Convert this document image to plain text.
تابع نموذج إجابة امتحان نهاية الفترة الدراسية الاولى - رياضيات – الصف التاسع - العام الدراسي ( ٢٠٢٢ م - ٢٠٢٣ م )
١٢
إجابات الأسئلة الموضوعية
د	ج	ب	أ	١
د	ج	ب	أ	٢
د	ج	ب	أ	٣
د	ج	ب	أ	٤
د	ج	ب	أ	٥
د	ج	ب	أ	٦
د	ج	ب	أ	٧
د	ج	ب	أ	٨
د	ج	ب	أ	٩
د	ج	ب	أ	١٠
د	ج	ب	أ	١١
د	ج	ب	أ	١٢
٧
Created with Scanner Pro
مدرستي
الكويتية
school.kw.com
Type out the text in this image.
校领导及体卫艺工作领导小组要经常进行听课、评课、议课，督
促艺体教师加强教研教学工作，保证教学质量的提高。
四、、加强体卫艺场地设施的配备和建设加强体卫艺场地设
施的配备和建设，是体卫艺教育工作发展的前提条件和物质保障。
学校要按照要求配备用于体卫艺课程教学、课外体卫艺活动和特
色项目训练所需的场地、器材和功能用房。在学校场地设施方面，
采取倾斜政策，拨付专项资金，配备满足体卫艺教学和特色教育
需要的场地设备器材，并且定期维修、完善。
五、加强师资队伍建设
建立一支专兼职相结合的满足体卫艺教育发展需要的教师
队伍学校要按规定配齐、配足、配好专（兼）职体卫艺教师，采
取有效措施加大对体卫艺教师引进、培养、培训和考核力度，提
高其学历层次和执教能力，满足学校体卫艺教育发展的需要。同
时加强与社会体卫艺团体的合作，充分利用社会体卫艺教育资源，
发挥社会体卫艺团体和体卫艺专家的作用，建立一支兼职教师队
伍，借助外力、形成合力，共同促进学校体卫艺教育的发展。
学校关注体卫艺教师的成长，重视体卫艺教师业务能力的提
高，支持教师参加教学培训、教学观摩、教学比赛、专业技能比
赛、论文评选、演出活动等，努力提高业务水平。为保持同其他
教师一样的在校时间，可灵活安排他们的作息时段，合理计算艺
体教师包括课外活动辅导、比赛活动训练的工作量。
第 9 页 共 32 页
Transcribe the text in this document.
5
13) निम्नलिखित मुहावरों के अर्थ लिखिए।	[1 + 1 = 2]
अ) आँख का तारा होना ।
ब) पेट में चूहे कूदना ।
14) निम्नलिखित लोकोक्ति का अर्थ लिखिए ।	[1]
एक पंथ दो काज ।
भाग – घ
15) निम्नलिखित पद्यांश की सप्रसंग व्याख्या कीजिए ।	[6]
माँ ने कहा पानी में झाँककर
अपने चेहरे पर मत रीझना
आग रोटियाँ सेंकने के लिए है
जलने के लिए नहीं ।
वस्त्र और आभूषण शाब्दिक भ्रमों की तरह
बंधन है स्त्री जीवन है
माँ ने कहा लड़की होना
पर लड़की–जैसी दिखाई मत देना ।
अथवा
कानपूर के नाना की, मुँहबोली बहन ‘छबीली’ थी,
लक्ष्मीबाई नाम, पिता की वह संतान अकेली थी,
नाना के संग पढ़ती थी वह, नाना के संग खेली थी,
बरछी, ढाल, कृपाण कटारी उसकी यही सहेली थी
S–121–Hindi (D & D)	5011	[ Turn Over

☆ ☆ ☆ ☆

What you are asked to do:
Each line above must be printed exactly as it appears.

Response below:
Convert this document image to plain text.
تابع نموذج إجابة امتحان نهاية الفترة الدراسية الاولى - رياضيات – الصف التاسع - العام الدراسي ( ٢٠٢٢ م - ٢٠٢٣ م )
١٢
إجابات الأسئلة الموضوعية
د	ج	ب	أ	١
د	ج	ب	أ	٢
د	ج	ب	أ	٣
د	ج	ب	أ	٤
د	ج	ب	أ	٥
د	ج	ب	أ	٦
د	ج	ب	أ	٧
د	ج	ب	أ	٨
د	ج	ب	أ	٩
د	ج	ب	أ	١٠
د	ج	ب	أ	١١
د	ج	ب	أ	١٢
٧
Created with Scanner Pro
مدرستي
الكويتية
school.kw.com
Type out the text in this image.
校领导及体卫艺工作领导小组要经常进行听课、评课、议课，督
促艺体教师加强教研教学工作，保证教学质量的提高。
四、、加强体卫艺场地设施的配备和建设加强体卫艺场地设
施的配备和建设，是体卫艺教育工作发展的前提条件和物质保障。
学校要按照要求配备用于体卫艺课程教学、课外体卫艺活动和特
色项目训练所需的场地、器材和功能用房。在学校场地设施方面，
采取倾斜政策，拨付专项资金，配备满足体卫艺教学和特色教育
需要的场地设备器材，并且定期维修、完善。
五、加强师资队伍建设
建立一支专兼职相结合的满足体卫艺教育发展需要的教师
队伍学校要按规定配齐、配足、配好专（兼）职体卫艺教师，采
取有效措施加大对体卫艺教师引进、培养、培训和考核力度，提
高其学历层次和执教能力，满足学校体卫艺教育发展的需要。同
时加强与社会体卫艺团体的合作，充分利用社会体卫艺教育资源，
发挥社会体卫艺团体和体卫艺专家的作用，建立一支兼职教师队
伍，借助外力、形成合力，共同促进学校体卫艺教育的发展。
学校关注体卫艺教师的成长，重视体卫艺教师业务能力的提
高，支持教师参加教学培训、教学观摩、教学比赛、专业技能比
赛、论文评选、演出活动等，努力提高业务水平。为保持同其他
教师一样的在校时间，可灵活安排他们的作息时段，合理计算艺
体教师包括课外活动辅导、比赛活动训练的工作量。
第 9 页 共 32 页
Transcribe the text in this document.
5
13) निम्नलिखित मुहावरों के अर्थ लिखिए।	[1 + 1 = 2]
अ) आँख का तारा होना ।
ब) पेट में चूहे कूदना ।
14) निम्नलिखित लोकोक्ति का अर्थ लिखिए ।	[1]
एक पंथ दो काज ।
भाग – घ
15) निम्नलिखित पद्यांश की सप्रसंग व्याख्या कीजिए ।	[6]
माँ ने कहा पानी में झाँककर
अपने चेहरे पर मत रीझना
आग रोटियाँ सेंकने के लिए है
जलने के लिए नहीं ।
वस्त्र और आभूषण शाब्दिक भ्रमों की तरह
बंधन है स्त्री जीवन है
माँ ने कहा लड़की होना
पर लड़की–जैसी दिखाई मत देना ।
अथवा
कानपूर के नाना की, मुँहबोली बहन ‘छबीली’ थी,
लक्ष्मीबाई नाम, पिता की वह संतान अकेली थी,
नाना के संग पढ़ती थी वह, नाना के संग खेली थी,
बरछी, ढाल, कृपाण कटारी उसकी यही सहेली थी
S–121–Hindi (D & D)	5011	[ Turn Over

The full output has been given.